Reproduce these rows word for word.

Listings of elements and regions:
· · · · ·
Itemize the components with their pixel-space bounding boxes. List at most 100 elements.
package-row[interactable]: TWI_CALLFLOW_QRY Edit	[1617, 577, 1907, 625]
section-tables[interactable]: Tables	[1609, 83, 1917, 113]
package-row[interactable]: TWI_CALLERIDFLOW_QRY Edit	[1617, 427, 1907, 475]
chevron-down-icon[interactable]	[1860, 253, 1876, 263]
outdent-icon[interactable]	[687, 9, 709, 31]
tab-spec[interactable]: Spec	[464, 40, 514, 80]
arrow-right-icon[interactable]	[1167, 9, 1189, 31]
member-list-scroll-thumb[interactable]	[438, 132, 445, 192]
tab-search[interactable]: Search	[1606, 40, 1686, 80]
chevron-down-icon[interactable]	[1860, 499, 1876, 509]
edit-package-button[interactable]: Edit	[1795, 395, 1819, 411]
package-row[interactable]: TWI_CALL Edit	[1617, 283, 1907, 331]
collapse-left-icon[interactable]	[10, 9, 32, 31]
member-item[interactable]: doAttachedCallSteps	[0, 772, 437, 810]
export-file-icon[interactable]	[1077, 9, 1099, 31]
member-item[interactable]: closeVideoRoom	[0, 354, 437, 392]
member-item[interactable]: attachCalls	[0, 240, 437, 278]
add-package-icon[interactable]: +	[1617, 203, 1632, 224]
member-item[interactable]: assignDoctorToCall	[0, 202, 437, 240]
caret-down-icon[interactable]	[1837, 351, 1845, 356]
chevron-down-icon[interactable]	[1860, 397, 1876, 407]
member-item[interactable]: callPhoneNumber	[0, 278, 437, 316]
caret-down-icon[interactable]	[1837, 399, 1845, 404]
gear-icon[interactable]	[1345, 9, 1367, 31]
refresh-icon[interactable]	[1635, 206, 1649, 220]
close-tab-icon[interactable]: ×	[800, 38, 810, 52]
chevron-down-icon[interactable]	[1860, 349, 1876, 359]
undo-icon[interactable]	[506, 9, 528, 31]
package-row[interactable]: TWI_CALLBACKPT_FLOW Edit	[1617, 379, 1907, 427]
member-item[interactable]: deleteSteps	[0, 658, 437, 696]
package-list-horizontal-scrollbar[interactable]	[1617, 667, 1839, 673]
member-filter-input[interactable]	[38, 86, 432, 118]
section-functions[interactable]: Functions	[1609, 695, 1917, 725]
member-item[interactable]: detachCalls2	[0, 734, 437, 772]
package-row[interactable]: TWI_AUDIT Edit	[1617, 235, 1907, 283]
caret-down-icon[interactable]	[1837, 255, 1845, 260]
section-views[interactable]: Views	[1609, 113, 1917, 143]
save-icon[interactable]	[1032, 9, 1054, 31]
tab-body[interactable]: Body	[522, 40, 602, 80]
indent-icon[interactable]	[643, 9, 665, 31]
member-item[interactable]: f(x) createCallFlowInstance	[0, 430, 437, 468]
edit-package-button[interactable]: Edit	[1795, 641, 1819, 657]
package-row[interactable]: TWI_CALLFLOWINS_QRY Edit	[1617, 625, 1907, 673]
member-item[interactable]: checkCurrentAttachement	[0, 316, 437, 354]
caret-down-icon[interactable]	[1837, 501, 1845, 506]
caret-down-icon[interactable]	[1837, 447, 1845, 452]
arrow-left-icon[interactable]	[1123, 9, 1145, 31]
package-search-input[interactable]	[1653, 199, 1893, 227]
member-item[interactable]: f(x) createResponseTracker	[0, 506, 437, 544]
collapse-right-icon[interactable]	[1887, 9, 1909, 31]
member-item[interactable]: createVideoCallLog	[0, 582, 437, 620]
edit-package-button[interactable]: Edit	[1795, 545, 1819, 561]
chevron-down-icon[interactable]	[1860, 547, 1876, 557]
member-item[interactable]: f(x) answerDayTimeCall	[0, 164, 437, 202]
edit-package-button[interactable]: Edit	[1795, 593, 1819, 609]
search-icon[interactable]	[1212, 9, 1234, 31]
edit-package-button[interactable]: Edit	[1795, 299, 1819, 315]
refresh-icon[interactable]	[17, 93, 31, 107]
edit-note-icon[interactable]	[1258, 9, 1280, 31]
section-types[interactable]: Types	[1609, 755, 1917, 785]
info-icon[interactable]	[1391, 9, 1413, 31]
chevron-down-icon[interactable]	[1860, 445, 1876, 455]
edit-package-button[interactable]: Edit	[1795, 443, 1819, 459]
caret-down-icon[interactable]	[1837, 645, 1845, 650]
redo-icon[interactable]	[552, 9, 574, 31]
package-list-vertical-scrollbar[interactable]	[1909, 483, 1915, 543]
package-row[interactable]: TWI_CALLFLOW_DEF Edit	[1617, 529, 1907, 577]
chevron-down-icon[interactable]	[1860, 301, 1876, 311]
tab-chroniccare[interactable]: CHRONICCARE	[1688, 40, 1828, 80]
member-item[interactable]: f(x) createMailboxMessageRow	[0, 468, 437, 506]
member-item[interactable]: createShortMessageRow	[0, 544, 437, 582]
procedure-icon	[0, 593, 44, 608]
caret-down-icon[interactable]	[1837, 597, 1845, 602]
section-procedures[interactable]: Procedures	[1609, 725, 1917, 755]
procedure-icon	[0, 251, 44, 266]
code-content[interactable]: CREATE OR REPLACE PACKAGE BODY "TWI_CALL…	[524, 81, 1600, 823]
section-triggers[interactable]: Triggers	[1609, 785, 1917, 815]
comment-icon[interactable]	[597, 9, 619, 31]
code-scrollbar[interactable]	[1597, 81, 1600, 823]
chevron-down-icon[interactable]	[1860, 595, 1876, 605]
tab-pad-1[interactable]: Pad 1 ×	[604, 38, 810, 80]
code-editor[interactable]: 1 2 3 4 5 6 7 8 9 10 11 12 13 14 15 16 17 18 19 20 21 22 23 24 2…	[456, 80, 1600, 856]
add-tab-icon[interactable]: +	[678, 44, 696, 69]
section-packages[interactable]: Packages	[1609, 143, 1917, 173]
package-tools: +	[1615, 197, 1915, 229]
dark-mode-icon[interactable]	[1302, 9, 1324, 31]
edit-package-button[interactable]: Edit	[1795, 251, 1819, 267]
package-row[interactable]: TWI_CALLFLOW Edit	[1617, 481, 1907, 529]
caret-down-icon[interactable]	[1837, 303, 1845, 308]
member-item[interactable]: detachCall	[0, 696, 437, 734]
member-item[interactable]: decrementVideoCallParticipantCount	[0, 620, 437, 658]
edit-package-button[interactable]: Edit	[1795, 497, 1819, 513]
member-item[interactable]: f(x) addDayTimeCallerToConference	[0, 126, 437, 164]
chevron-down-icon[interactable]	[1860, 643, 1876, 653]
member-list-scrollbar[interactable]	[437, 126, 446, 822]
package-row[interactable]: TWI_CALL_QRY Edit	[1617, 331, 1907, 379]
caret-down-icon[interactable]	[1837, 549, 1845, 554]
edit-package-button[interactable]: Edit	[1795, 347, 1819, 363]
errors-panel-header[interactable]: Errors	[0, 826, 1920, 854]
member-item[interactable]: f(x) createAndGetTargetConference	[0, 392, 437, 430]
· · · · ·
— RESPONSE —
Itemize the components with their pixel-space bounding boxes. List at most 100 elements.
package-row[interactable]: TWI_CALLFLOW_QRY Edit	[1617, 577, 1907, 625]
section-tables[interactable]: Tables	[1609, 83, 1917, 113]
package-row[interactable]: TWI_CALLERIDFLOW_QRY Edit	[1617, 427, 1907, 475]
chevron-down-icon[interactable]	[1860, 253, 1876, 263]
outdent-icon[interactable]	[687, 9, 709, 31]
tab-spec[interactable]: Spec	[464, 40, 514, 80]
arrow-right-icon[interactable]	[1167, 9, 1189, 31]
member-list-scroll-thumb[interactable]	[438, 132, 445, 192]
tab-search[interactable]: Search	[1606, 40, 1686, 80]
chevron-down-icon[interactable]	[1860, 499, 1876, 509]
edit-package-button[interactable]: Edit	[1795, 395, 1819, 411]
package-row[interactable]: TWI_CALL Edit	[1617, 283, 1907, 331]
collapse-left-icon[interactable]	[10, 9, 32, 31]
member-item[interactable]: doAttachedCallSteps	[0, 772, 437, 810]
export-file-icon[interactable]	[1077, 9, 1099, 31]
member-item[interactable]: closeVideoRoom	[0, 354, 437, 392]
member-item[interactable]: attachCalls	[0, 240, 437, 278]
add-package-icon[interactable]: +	[1617, 203, 1632, 224]
member-item[interactable]: assignDoctorToCall	[0, 202, 437, 240]
caret-down-icon[interactable]	[1837, 351, 1845, 356]
chevron-down-icon[interactable]	[1860, 397, 1876, 407]
member-item[interactable]: callPhoneNumber	[0, 278, 437, 316]
caret-down-icon[interactable]	[1837, 399, 1845, 404]
gear-icon[interactable]	[1345, 9, 1367, 31]
refresh-icon[interactable]	[1635, 206, 1649, 220]
close-tab-icon[interactable]: ×	[800, 38, 810, 52]
chevron-down-icon[interactable]	[1860, 349, 1876, 359]
undo-icon[interactable]	[506, 9, 528, 31]
package-row[interactable]: TWI_CALLBACKPT_FLOW Edit	[1617, 379, 1907, 427]
member-item[interactable]: deleteSteps	[0, 658, 437, 696]
package-list-horizontal-scrollbar[interactable]	[1617, 667, 1839, 673]
member-filter-input[interactable]	[38, 86, 432, 118]
section-functions[interactable]: Functions	[1609, 695, 1917, 725]
member-item[interactable]: detachCalls2	[0, 734, 437, 772]
package-row[interactable]: TWI_AUDIT Edit	[1617, 235, 1907, 283]
caret-down-icon[interactable]	[1837, 255, 1845, 260]
section-views[interactable]: Views	[1609, 113, 1917, 143]
save-icon[interactable]	[1032, 9, 1054, 31]
tab-body[interactable]: Body	[522, 40, 602, 80]
indent-icon[interactable]	[643, 9, 665, 31]
member-item[interactable]: f(x) createCallFlowInstance	[0, 430, 437, 468]
edit-package-button[interactable]: Edit	[1795, 641, 1819, 657]
package-row[interactable]: TWI_CALLFLOWINS_QRY Edit	[1617, 625, 1907, 673]
member-item[interactable]: checkCurrentAttachement	[0, 316, 437, 354]
caret-down-icon[interactable]	[1837, 501, 1845, 506]
caret-down-icon[interactable]	[1837, 447, 1845, 452]
arrow-left-icon[interactable]	[1123, 9, 1145, 31]
package-search-input[interactable]	[1653, 199, 1893, 227]
member-item[interactable]: f(x) createResponseTracker	[0, 506, 437, 544]
collapse-right-icon[interactable]	[1887, 9, 1909, 31]
member-item[interactable]: createVideoCallLog	[0, 582, 437, 620]
edit-package-button[interactable]: Edit	[1795, 545, 1819, 561]
chevron-down-icon[interactable]	[1860, 547, 1876, 557]
member-item[interactable]: f(x) answerDayTimeCall	[0, 164, 437, 202]
edit-package-button[interactable]: Edit	[1795, 593, 1819, 609]
search-icon[interactable]	[1212, 9, 1234, 31]
edit-package-button[interactable]: Edit	[1795, 299, 1819, 315]
refresh-icon[interactable]	[17, 93, 31, 107]
edit-note-icon[interactable]	[1258, 9, 1280, 31]
section-types[interactable]: Types	[1609, 755, 1917, 785]
info-icon[interactable]	[1391, 9, 1413, 31]
chevron-down-icon[interactable]	[1860, 445, 1876, 455]
edit-package-button[interactable]: Edit	[1795, 443, 1819, 459]
caret-down-icon[interactable]	[1837, 645, 1845, 650]
redo-icon[interactable]	[552, 9, 574, 31]
package-list-vertical-scrollbar[interactable]	[1909, 483, 1915, 543]
package-row[interactable]: TWI_CALLFLOW_DEF Edit	[1617, 529, 1907, 577]
chevron-down-icon[interactable]	[1860, 301, 1876, 311]
tab-chroniccare[interactable]: CHRONICCARE	[1688, 40, 1828, 80]
member-item[interactable]: f(x) createMailboxMessageRow	[0, 468, 437, 506]
member-item[interactable]: createShortMessageRow	[0, 544, 437, 582]
procedure-icon	[0, 593, 44, 608]
caret-down-icon[interactable]	[1837, 597, 1845, 602]
section-procedures[interactable]: Procedures	[1609, 725, 1917, 755]
procedure-icon	[0, 251, 44, 266]
code-content[interactable]: CREATE OR REPLACE PACKAGE BODY "TWI_CALL…	[524, 81, 1600, 823]
section-triggers[interactable]: Triggers	[1609, 785, 1917, 815]
comment-icon[interactable]	[597, 9, 619, 31]
code-scrollbar[interactable]	[1597, 81, 1600, 823]
chevron-down-icon[interactable]	[1860, 595, 1876, 605]
tab-pad-1[interactable]: Pad 1 ×	[604, 38, 810, 80]
code-editor[interactable]: 1 2 3 4 5 6 7 8 9 10 11 12 13 14 15 16 17 18 19 20 21 22 23 24 2…	[456, 80, 1600, 856]
add-tab-icon[interactable]: +	[678, 44, 696, 69]
section-packages[interactable]: Packages	[1609, 143, 1917, 173]
package-tools: +	[1615, 197, 1915, 229]
dark-mode-icon[interactable]	[1302, 9, 1324, 31]
edit-package-button[interactable]: Edit	[1795, 251, 1819, 267]
package-row[interactable]: TWI_CALLFLOW Edit	[1617, 481, 1907, 529]
caret-down-icon[interactable]	[1837, 303, 1845, 308]
member-item[interactable]: detachCall	[0, 696, 437, 734]
member-item[interactable]: decrementVideoCallParticipantCount	[0, 620, 437, 658]
edit-package-button[interactable]: Edit	[1795, 497, 1819, 513]
member-item[interactable]: f(x) addDayTimeCallerToConference	[0, 126, 437, 164]
chevron-down-icon[interactable]	[1860, 643, 1876, 653]
member-list-scrollbar[interactable]	[437, 126, 446, 822]
package-row[interactable]: TWI_CALL_QRY Edit	[1617, 331, 1907, 379]
caret-down-icon[interactable]	[1837, 549, 1845, 554]
edit-package-button[interactable]: Edit	[1795, 347, 1819, 363]
errors-panel-header[interactable]: Errors	[0, 826, 1920, 854]
member-item[interactable]: f(x) createAndGetTargetConference	[0, 392, 437, 430]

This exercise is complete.